◆ Required task ◆
Filter the entries, keeping every line with the word "content".

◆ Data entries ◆
□ □ □ □ □ □ □
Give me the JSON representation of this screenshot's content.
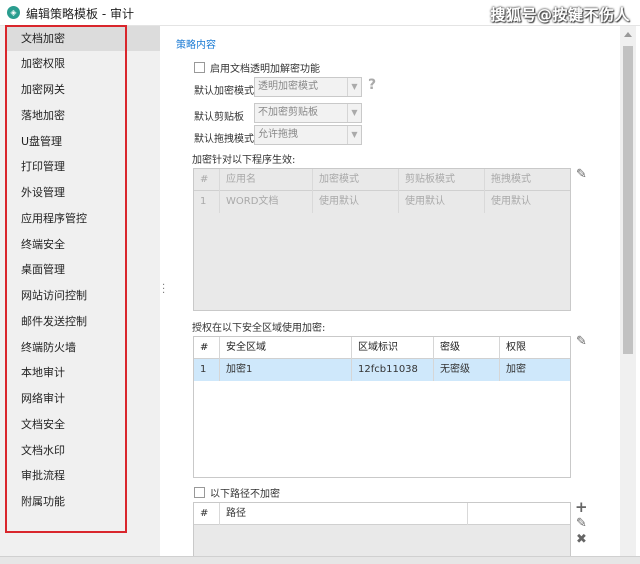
{
  "window": {
    "title": "编辑策略模板 - 审计",
    "watermark": "搜狐号@按键不伤人"
  },
  "sidebar": {
    "items": [
      {
        "label": "文档加密",
        "selected": true
      },
      {
        "label": "加密权限"
      },
      {
        "label": "加密网关"
      },
      {
        "label": "落地加密"
      },
      {
        "label": "U盘管理"
      },
      {
        "label": "打印管理"
      },
      {
        "label": "外设管理"
      },
      {
        "label": "应用程序管控"
      },
      {
        "label": "终端安全"
      },
      {
        "label": "桌面管理"
      },
      {
        "label": "网站访问控制"
      },
      {
        "label": "邮件发送控制"
      },
      {
        "label": "终端防火墙"
      },
      {
        "label": "本地审计"
      },
      {
        "label": "网络审计"
      },
      {
        "label": "文档安全"
      },
      {
        "label": "文档水印"
      },
      {
        "label": "审批流程"
      },
      {
        "label": "附属功能"
      }
    ]
  },
  "main": {
    "section_title": "策略内容",
    "enable_transparent": "启用文档透明加解密功能",
    "default_encrypt_mode": {
      "label": "默认加密模式",
      "value": "透明加密模式"
    },
    "default_clipboard": {
      "label": "默认剪贴板",
      "value": "不加密剪贴板"
    },
    "default_drag": {
      "label": "默认拖拽模式",
      "value": "允许拖拽"
    },
    "help_icon": "?",
    "program_table": {
      "label": "加密针对以下程序生效:",
      "headers": [
        "#",
        "应用名",
        "加密模式",
        "剪贴板模式",
        "拖拽模式"
      ],
      "rows": [
        [
          "1",
          "WORD文档",
          "使用默认",
          "使用默认",
          "使用默认"
        ]
      ]
    },
    "zone_table": {
      "label": "授权在以下安全区域使用加密:",
      "headers": [
        "#",
        "安全区域",
        "区域标识",
        "密级",
        "权限"
      ],
      "rows": [
        [
          "1",
          "加密1",
          "12fcb11038",
          "无密级",
          "加密"
        ]
      ]
    },
    "exclude_paths": "以下路径不加密",
    "path_table": {
      "headers": [
        "#",
        "路径"
      ]
    }
  },
  "icons": {
    "edit": "pencil-icon",
    "add": "plus-icon",
    "delete": "cross-icon"
  }
}
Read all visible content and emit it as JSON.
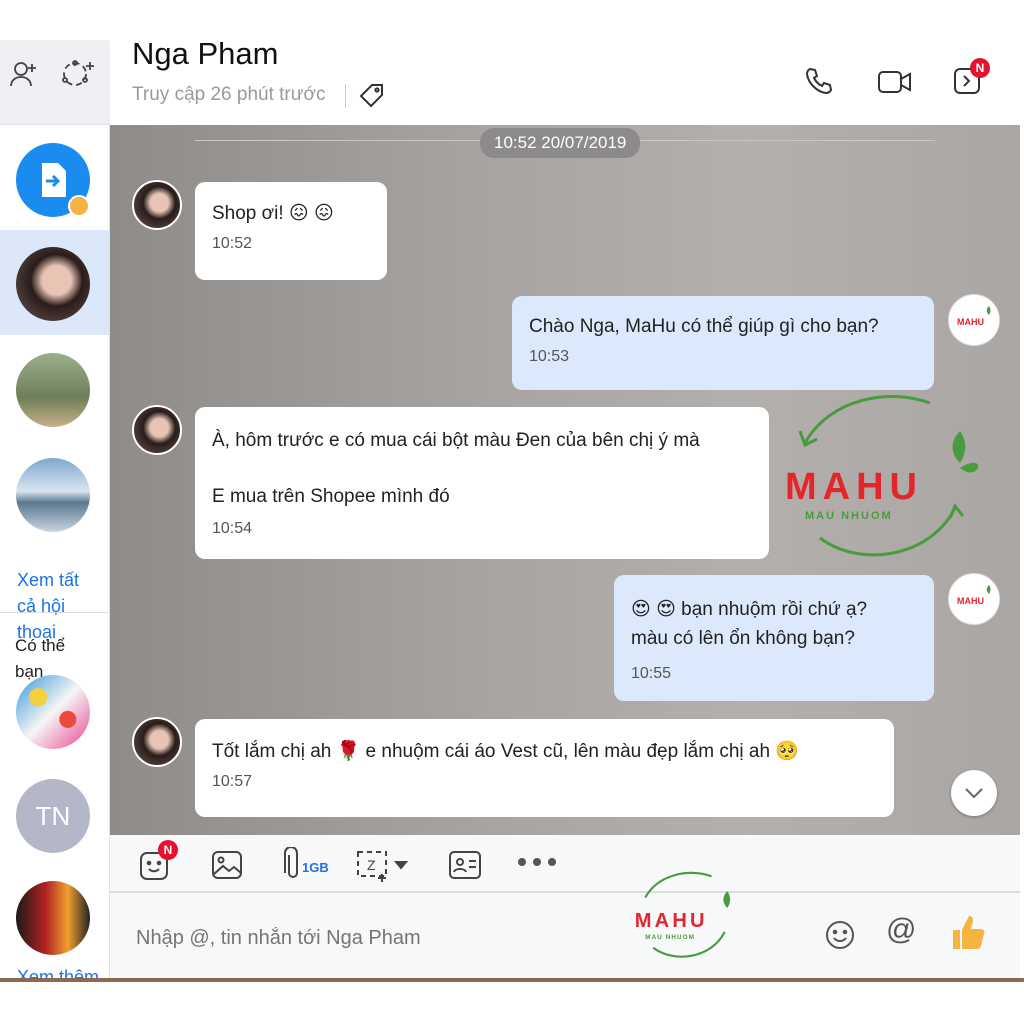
{
  "header": {
    "name": "Nga Pham",
    "status": "Truy cập 26 phút trước",
    "notify_badge": "N"
  },
  "sidebar": {
    "see_all": "Xem tất cả hội thoại",
    "suggest": "Có thể bạn quen",
    "avatar_initials": "TN",
    "see_more": "Xem thêm"
  },
  "chat": {
    "date": "10:52 20/07/2019",
    "messages": [
      {
        "dir": "in",
        "lines": [
          "Shop ơi! 😖 😖"
        ],
        "time": "10:52"
      },
      {
        "dir": "out",
        "lines": [
          "Chào Nga, MaHu có thể giúp gì cho bạn?"
        ],
        "time": "10:53"
      },
      {
        "dir": "in",
        "lines": [
          "À, hôm trước e có mua cái bột màu Đen của bên chị ý mà",
          "",
          "E mua trên Shopee mình đó"
        ],
        "time": "10:54"
      },
      {
        "dir": "out",
        "lines": [
          "😍 😍 bạn nhuộm rồi chứ ạ?",
          "màu có lên ổn không bạn?"
        ],
        "time": "10:55"
      },
      {
        "dir": "in",
        "lines": [
          "Tốt lắm chị ah 🌹 e nhuộm cái áo Vest cũ, lên màu đẹp lắm chị ah 🥺"
        ],
        "time": "10:57"
      }
    ],
    "watermark": {
      "brand": "MAHU",
      "tagline": "MAU NHUOM"
    }
  },
  "toolbar": {
    "sticker_badge": "N",
    "file_limit": "1GB"
  },
  "input": {
    "placeholder": "Nhập @, tin nhắn tới Nga Pham"
  },
  "colors": {
    "accent": "#0068ff",
    "out_bubble": "#dce8fc",
    "badge": "#e8112d",
    "brand_red": "#e3262b",
    "brand_green": "#4a9b3f"
  }
}
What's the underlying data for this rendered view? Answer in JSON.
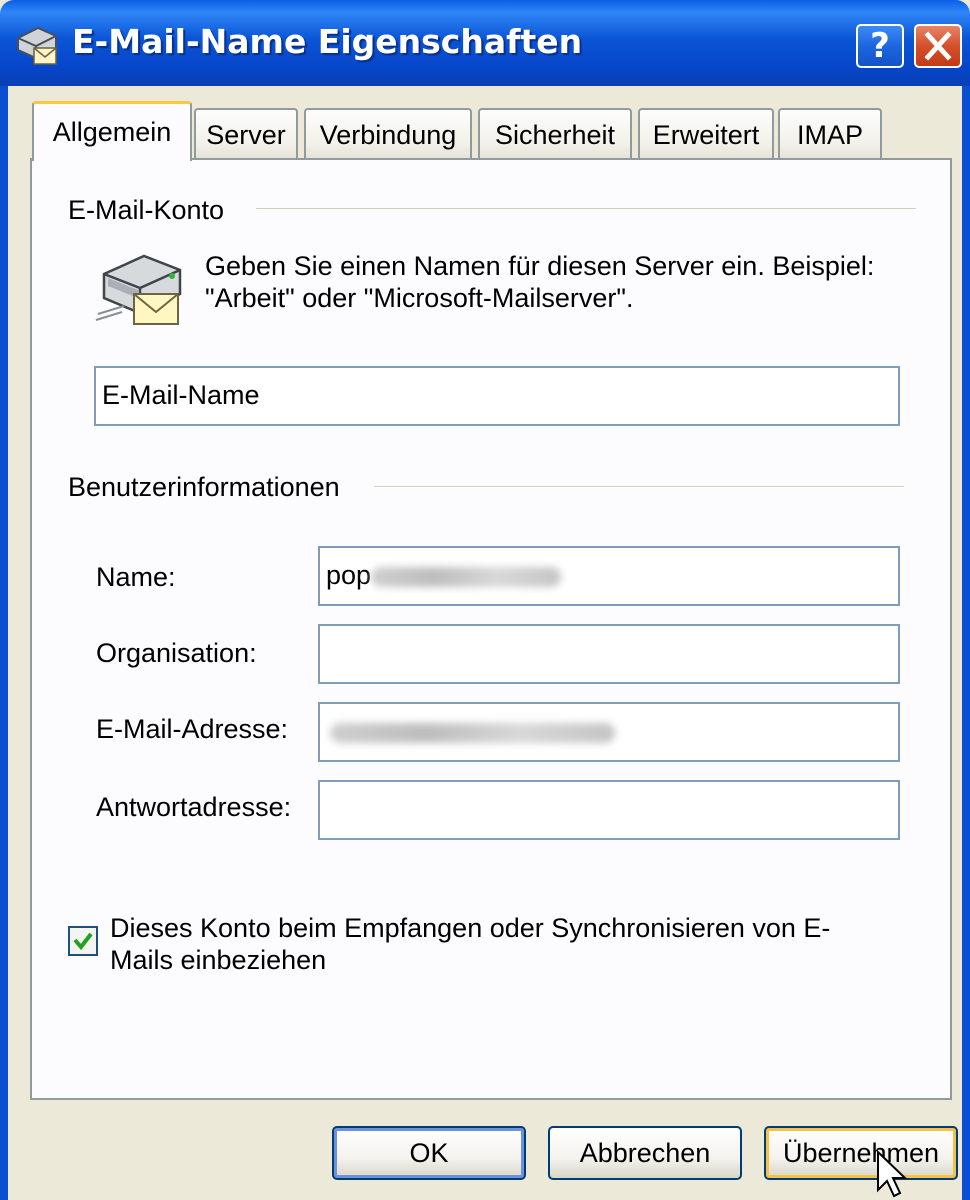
□ □ □ □ □ □ □
◆ Written solution ◆
Give me the JSON representation of this screenshot's content.
Read all visible content and emit it as JSON.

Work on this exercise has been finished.